● Directions for this task: From the listing, collect all lines containing the word "Drying".

[Extracts from a graphics dataset]

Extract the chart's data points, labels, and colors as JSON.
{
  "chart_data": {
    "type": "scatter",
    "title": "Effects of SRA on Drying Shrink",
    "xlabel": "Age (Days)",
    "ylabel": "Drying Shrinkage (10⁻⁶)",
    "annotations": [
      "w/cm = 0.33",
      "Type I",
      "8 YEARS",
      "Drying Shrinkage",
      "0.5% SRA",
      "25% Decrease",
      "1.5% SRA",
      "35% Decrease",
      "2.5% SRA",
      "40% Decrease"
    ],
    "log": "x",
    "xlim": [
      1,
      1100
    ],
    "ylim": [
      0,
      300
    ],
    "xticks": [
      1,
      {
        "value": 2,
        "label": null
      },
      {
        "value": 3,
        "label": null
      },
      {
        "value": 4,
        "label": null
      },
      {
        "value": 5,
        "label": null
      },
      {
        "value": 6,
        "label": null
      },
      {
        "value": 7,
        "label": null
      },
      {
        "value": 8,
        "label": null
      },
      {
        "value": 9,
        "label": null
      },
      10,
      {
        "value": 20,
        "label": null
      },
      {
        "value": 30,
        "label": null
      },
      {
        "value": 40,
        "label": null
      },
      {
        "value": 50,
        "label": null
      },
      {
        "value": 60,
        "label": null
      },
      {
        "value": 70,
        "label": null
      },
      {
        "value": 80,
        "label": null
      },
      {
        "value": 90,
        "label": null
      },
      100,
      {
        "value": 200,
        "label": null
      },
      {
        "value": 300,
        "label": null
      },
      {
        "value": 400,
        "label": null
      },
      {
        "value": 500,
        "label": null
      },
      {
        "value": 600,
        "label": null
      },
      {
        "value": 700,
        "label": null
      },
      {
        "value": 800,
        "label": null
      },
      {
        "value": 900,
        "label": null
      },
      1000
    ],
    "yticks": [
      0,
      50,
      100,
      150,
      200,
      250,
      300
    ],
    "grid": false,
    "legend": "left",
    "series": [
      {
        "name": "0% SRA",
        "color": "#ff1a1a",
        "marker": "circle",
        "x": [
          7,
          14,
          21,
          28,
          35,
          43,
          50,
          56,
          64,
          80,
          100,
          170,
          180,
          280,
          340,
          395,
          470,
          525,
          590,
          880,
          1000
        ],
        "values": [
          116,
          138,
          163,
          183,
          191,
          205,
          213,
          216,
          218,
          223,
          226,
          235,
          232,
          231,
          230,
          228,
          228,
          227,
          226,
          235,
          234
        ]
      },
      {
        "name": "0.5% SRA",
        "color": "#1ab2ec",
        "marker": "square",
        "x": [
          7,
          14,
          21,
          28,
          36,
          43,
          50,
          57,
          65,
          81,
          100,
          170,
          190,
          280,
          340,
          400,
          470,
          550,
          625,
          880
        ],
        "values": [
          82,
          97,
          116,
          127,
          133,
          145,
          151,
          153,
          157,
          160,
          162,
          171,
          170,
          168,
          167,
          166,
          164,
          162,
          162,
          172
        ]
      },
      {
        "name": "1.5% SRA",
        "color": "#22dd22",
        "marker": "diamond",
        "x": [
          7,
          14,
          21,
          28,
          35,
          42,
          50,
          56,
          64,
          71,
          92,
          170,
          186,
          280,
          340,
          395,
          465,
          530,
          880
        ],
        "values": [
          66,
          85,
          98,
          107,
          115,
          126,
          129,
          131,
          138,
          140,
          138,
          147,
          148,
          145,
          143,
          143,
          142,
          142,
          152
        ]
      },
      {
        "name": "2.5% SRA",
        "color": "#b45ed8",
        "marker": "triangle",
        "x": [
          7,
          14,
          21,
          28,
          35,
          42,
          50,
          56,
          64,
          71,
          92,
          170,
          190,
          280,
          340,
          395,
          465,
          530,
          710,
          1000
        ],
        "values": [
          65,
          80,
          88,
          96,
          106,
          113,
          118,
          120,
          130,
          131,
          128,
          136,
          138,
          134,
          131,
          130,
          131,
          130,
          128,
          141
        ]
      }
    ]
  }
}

==

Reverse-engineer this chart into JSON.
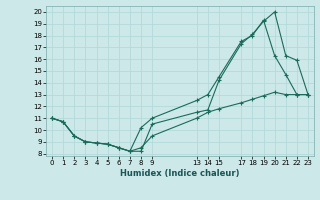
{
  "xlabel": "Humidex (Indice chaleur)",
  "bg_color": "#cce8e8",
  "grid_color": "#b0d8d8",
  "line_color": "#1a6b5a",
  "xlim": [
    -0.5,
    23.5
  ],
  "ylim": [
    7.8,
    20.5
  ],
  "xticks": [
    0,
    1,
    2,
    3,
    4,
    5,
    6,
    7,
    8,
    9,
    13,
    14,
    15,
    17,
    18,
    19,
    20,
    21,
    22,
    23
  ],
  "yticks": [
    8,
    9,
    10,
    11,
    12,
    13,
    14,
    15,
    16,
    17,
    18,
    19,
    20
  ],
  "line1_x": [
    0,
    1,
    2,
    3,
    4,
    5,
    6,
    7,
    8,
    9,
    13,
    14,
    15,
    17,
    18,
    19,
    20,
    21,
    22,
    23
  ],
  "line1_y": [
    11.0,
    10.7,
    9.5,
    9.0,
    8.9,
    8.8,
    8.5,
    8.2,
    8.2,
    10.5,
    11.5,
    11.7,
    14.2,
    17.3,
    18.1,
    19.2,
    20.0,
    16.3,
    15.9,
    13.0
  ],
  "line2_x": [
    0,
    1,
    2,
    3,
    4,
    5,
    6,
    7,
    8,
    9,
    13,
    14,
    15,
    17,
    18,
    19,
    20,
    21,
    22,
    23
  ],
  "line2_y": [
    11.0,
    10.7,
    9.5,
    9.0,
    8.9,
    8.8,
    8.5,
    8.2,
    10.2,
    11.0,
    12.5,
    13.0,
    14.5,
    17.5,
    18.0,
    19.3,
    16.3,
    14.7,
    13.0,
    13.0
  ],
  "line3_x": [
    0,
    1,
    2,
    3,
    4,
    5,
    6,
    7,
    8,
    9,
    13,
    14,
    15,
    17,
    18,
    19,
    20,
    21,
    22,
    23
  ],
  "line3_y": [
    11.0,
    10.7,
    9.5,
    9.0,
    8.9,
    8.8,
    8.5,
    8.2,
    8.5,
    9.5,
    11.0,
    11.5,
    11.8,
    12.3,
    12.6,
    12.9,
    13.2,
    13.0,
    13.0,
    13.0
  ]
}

...

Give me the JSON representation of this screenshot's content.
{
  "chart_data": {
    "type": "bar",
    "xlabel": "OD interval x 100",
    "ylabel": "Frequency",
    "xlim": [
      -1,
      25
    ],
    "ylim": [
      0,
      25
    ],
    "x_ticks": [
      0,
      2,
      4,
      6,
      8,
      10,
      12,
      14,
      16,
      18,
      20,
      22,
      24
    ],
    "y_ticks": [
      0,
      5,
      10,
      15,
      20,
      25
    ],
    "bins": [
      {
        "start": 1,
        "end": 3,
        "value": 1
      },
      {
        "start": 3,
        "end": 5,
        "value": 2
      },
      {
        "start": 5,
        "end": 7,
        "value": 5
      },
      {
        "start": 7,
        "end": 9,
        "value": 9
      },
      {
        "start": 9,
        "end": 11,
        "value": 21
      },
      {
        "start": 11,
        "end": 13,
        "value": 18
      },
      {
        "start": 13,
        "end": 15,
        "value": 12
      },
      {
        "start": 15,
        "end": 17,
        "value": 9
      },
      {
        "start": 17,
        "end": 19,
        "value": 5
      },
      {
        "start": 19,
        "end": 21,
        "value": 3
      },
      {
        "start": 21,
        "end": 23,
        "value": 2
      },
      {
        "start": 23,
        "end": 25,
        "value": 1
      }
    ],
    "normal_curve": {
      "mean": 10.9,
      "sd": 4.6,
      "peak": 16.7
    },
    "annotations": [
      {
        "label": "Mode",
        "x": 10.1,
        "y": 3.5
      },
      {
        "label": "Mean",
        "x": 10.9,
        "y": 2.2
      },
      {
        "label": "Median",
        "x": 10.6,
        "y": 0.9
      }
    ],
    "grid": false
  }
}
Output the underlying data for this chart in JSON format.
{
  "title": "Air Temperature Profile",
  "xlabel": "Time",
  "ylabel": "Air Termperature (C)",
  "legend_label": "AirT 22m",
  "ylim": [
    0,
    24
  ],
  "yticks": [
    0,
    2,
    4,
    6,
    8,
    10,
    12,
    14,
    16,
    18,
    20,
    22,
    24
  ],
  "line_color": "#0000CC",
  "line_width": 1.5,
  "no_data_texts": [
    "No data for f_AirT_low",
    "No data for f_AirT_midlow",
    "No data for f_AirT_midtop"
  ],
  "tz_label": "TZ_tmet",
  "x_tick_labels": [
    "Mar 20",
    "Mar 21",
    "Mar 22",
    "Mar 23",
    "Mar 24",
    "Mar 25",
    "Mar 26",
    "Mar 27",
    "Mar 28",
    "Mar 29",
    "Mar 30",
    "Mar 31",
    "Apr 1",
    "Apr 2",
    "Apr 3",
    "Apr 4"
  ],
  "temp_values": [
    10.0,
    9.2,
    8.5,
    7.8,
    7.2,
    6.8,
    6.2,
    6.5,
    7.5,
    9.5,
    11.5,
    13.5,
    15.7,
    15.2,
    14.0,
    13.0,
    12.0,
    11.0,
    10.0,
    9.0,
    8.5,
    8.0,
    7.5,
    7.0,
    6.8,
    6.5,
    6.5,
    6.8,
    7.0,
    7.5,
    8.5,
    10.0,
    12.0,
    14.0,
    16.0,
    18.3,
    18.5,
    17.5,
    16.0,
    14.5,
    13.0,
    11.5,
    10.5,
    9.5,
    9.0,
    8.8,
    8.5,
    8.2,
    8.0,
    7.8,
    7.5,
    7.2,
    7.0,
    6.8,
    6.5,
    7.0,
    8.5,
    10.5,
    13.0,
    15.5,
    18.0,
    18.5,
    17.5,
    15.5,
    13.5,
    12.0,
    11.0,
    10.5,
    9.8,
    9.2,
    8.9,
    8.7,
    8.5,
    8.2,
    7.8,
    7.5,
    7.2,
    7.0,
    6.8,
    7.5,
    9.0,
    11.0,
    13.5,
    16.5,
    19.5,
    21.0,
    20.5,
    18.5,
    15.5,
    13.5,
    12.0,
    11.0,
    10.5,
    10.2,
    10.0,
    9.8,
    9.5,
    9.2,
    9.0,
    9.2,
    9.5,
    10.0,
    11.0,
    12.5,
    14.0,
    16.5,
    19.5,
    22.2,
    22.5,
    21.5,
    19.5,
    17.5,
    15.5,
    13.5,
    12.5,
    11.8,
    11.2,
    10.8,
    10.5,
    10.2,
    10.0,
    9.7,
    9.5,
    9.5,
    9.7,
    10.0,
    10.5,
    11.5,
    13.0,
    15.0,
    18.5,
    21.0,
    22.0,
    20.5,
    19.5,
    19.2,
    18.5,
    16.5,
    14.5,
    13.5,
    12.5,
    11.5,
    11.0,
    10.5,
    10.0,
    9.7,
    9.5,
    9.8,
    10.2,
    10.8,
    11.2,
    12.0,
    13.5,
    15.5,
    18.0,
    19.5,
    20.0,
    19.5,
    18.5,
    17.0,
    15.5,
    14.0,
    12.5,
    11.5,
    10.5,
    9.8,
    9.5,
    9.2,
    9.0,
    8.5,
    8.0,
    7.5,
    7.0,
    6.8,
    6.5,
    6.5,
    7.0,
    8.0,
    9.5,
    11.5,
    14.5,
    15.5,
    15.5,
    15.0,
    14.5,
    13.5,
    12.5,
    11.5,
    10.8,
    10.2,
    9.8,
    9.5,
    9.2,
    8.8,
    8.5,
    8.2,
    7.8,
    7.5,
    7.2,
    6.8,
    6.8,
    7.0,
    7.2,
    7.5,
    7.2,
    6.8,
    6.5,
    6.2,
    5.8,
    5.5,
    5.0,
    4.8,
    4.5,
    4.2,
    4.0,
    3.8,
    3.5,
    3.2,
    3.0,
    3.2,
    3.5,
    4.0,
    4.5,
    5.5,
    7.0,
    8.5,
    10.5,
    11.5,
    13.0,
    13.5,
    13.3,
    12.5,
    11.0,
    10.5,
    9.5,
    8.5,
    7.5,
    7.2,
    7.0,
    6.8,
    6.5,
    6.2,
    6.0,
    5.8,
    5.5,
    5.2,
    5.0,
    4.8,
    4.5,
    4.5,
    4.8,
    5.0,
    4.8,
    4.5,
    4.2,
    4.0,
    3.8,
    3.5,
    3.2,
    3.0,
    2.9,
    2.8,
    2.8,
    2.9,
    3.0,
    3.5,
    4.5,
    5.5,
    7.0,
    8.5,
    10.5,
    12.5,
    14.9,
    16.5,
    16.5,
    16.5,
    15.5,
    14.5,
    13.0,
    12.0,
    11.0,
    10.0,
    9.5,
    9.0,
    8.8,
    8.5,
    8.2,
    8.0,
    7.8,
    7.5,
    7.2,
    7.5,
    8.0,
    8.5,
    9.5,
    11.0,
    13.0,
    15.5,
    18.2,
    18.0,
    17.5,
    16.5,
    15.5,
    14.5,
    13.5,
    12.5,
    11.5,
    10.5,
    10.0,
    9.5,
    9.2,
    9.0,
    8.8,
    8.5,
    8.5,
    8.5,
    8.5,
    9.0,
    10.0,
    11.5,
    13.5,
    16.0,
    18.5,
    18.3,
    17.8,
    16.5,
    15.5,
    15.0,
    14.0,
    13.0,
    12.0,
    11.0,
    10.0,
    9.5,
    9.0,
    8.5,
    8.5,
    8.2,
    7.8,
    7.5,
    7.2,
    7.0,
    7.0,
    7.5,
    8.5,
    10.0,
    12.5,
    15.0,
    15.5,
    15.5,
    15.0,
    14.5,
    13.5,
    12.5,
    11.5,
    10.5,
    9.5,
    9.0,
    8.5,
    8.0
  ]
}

● Output of the exercise:
    "title": "Effects of SRA on Drying Shrink",
    "ylabel": "Drying Shrinkage (10⁻⁶)",
      "Drying Shrinkage",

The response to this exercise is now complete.